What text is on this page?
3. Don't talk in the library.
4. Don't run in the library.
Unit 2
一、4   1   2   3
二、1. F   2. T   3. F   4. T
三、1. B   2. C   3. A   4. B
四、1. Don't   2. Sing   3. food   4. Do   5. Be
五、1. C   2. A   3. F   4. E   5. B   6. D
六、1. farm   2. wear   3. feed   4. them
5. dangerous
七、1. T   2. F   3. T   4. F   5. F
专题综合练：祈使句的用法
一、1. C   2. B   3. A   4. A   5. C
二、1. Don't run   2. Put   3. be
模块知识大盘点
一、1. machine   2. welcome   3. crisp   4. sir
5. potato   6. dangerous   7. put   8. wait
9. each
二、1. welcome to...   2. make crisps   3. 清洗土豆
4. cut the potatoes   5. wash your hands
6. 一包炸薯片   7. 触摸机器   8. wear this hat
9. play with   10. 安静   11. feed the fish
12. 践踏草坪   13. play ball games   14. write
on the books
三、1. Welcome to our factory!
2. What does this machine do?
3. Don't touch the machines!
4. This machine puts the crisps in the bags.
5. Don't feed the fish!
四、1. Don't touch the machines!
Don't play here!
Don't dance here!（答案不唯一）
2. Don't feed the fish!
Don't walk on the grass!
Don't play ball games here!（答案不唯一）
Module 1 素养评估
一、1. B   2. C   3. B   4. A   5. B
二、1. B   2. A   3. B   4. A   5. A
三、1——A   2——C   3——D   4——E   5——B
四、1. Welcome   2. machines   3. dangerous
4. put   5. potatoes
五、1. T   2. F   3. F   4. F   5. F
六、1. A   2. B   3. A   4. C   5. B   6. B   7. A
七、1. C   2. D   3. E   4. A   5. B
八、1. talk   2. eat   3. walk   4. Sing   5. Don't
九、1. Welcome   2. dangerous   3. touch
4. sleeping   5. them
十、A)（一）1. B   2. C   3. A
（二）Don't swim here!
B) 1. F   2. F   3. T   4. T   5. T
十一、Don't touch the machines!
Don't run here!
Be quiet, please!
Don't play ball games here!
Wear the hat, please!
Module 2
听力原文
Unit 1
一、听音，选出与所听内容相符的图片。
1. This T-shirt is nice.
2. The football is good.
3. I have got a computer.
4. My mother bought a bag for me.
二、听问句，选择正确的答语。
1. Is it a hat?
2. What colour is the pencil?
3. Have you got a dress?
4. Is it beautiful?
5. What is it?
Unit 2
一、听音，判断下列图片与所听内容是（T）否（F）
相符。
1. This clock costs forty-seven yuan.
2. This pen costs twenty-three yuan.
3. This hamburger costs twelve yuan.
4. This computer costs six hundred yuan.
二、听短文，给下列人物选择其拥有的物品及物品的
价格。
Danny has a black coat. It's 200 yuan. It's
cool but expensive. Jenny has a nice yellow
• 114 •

PROBLEM
Counting only lines of the data above that hold "nice", report the total and nothing else.

TASK RESPONSE
2